WORK REQUIRED
Read through the records below and copy each line that uses the word "체결하는".

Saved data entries
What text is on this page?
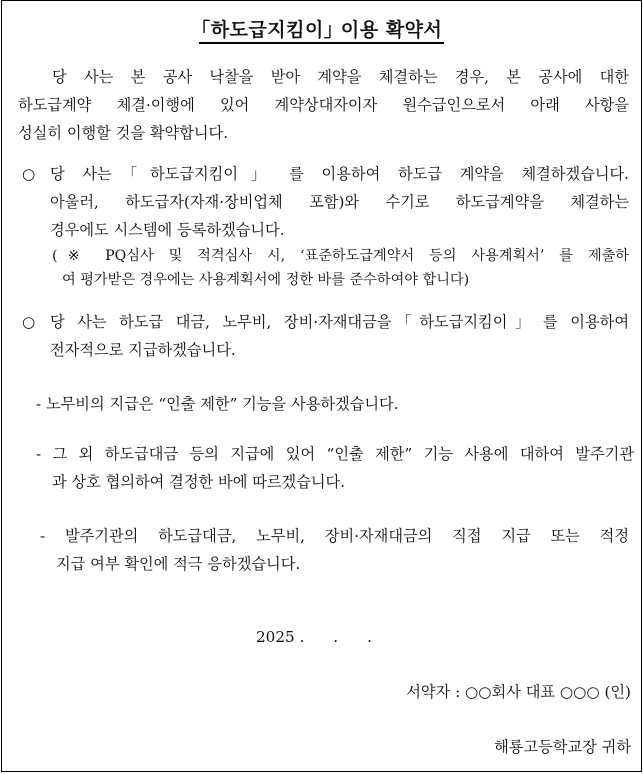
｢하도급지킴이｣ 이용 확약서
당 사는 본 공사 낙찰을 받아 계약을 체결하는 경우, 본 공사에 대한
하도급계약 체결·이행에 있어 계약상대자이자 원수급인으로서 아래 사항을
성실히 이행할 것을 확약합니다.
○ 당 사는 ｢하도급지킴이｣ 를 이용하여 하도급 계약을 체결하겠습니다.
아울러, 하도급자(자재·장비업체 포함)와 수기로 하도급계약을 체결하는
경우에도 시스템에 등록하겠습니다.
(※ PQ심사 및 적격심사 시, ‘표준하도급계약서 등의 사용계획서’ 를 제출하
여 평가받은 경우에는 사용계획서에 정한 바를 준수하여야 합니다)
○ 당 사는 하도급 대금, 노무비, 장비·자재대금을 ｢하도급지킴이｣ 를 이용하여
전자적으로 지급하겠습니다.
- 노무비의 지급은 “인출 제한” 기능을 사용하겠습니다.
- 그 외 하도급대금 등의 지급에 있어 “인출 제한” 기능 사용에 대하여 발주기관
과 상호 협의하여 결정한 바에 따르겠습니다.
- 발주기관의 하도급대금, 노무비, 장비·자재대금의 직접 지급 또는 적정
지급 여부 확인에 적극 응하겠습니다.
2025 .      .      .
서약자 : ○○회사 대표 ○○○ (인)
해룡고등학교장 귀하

* * *

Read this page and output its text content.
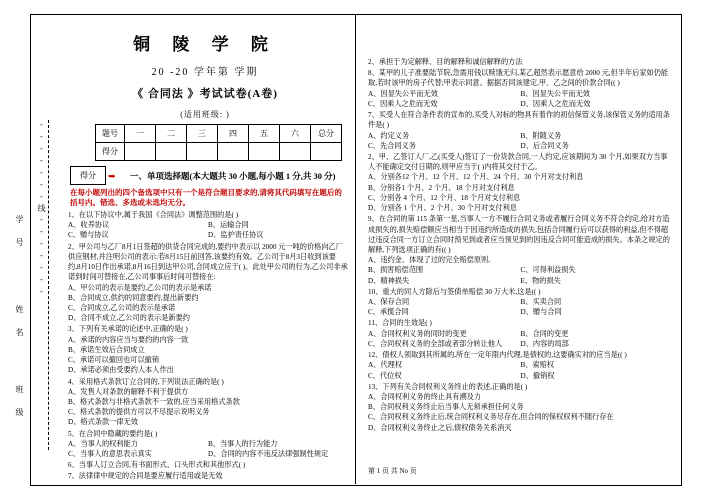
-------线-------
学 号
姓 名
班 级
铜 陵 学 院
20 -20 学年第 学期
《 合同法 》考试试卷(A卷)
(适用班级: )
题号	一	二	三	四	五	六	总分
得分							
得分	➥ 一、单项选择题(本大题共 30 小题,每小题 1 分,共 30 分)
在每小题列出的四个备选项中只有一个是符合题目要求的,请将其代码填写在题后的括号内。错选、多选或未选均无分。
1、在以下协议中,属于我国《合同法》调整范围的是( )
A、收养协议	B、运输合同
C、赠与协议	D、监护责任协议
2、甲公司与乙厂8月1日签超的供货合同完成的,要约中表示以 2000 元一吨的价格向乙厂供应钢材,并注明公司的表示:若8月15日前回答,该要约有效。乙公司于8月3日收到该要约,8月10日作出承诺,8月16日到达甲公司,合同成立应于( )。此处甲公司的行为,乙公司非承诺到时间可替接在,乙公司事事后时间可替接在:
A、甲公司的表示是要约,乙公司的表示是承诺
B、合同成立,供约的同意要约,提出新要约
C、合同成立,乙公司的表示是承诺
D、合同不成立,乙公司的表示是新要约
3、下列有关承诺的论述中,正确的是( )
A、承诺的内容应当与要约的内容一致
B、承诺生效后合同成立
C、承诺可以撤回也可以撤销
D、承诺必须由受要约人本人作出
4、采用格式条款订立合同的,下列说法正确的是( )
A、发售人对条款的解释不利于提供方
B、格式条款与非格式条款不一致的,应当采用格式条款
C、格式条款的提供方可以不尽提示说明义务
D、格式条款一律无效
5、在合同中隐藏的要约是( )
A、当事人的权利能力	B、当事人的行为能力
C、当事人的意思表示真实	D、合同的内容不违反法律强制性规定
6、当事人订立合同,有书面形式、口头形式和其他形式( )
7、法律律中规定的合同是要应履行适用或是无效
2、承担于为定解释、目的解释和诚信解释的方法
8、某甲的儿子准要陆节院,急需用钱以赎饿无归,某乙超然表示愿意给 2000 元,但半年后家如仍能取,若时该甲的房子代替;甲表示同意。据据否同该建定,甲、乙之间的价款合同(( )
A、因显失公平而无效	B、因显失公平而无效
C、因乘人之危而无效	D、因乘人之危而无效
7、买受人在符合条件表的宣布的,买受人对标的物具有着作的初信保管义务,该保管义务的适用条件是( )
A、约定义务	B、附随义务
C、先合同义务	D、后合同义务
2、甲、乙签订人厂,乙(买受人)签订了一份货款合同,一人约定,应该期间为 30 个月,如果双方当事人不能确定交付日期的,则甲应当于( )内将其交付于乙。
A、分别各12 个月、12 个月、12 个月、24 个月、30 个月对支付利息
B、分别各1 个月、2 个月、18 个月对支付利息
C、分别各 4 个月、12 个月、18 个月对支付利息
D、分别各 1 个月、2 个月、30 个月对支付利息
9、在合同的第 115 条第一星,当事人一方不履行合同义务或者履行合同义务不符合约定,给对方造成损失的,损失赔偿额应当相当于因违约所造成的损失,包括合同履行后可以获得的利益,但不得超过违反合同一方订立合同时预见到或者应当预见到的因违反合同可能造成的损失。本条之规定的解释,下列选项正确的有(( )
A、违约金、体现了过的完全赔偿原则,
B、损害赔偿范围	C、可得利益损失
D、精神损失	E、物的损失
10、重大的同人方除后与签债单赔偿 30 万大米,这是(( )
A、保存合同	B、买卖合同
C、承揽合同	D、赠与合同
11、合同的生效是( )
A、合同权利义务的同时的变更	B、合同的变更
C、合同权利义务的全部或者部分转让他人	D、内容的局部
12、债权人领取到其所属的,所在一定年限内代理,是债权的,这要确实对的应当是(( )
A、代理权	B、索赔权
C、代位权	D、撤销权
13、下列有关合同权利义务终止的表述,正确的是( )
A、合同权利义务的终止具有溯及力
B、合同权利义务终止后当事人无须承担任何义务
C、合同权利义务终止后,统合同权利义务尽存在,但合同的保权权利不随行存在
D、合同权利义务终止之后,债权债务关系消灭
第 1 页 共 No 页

--

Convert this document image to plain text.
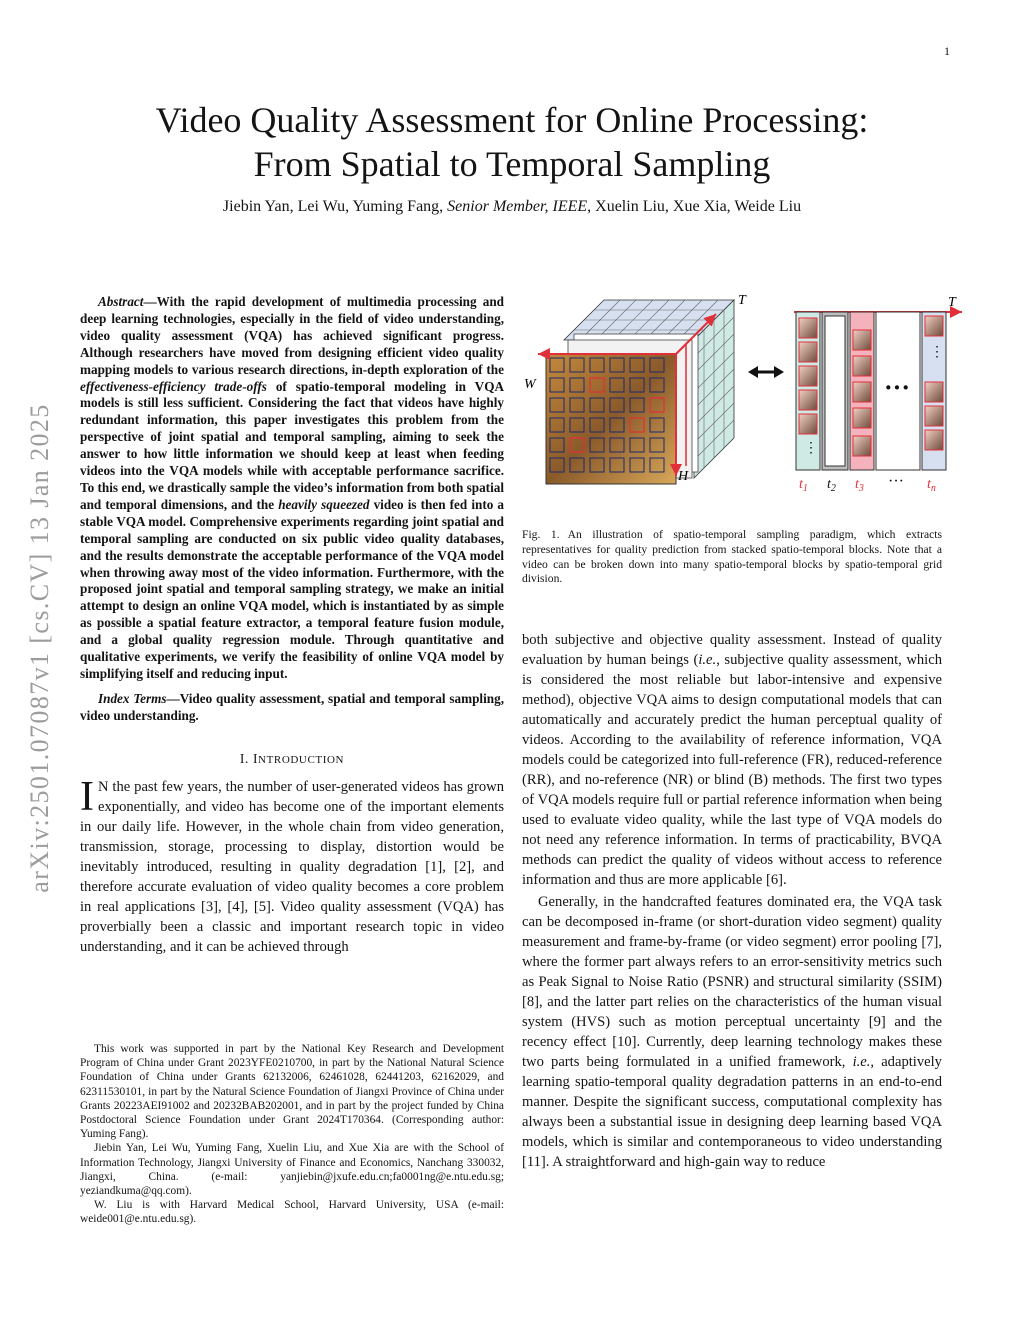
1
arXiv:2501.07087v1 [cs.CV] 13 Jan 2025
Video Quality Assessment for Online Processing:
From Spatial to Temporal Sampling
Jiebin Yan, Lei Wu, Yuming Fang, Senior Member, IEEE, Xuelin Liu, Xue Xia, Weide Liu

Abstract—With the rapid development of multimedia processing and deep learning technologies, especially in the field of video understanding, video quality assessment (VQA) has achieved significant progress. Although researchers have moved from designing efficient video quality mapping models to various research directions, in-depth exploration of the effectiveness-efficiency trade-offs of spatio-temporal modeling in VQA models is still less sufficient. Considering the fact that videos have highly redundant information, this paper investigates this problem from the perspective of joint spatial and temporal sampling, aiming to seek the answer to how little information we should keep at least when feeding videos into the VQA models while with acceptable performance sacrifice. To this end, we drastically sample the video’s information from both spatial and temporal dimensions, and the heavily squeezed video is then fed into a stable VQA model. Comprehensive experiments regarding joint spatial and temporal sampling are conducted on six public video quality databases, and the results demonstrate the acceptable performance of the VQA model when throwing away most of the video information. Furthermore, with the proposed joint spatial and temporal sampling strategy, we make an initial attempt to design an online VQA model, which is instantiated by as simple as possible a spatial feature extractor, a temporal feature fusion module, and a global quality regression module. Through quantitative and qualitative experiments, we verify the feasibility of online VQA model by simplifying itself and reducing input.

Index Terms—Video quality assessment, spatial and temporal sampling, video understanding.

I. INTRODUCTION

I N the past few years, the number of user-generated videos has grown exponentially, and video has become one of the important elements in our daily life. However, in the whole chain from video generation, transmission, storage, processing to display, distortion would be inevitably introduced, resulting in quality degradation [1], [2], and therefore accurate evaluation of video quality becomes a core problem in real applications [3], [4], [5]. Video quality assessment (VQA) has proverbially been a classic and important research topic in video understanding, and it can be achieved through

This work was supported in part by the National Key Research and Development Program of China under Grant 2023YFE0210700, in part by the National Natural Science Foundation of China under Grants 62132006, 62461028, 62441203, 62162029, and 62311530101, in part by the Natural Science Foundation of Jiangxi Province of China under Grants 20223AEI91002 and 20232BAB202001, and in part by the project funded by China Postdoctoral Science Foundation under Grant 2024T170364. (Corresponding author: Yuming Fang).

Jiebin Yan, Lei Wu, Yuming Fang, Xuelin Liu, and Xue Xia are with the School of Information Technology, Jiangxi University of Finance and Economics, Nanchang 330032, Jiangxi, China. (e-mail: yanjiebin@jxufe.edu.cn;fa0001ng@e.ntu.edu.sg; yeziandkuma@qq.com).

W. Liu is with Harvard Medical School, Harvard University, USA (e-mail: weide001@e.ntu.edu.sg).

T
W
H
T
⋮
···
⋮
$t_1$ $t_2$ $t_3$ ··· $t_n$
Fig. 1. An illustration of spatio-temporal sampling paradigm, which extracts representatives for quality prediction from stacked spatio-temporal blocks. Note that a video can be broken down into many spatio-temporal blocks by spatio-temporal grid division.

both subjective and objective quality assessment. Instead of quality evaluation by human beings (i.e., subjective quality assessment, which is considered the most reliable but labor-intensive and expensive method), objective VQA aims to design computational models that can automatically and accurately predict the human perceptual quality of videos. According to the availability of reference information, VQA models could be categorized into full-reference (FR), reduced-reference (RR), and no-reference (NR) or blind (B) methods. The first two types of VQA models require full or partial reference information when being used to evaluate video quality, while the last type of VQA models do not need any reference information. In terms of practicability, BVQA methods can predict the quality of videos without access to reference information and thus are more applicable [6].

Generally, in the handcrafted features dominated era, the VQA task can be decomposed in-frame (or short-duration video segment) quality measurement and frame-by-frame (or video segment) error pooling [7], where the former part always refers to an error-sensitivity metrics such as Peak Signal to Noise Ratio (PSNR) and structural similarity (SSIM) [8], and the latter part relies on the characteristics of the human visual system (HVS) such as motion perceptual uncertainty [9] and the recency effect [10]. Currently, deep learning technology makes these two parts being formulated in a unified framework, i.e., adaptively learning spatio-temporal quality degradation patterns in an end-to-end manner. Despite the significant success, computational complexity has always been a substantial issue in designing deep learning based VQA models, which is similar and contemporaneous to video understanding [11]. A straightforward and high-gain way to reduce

RESPONSE
당 사는 본 공사 낙찰을 받아 계약을 체결하는 경우, 본 공사에 대한
아울러, 하도급자(자재·장비업체 포함)와 수기로 하도급계약을 체결하는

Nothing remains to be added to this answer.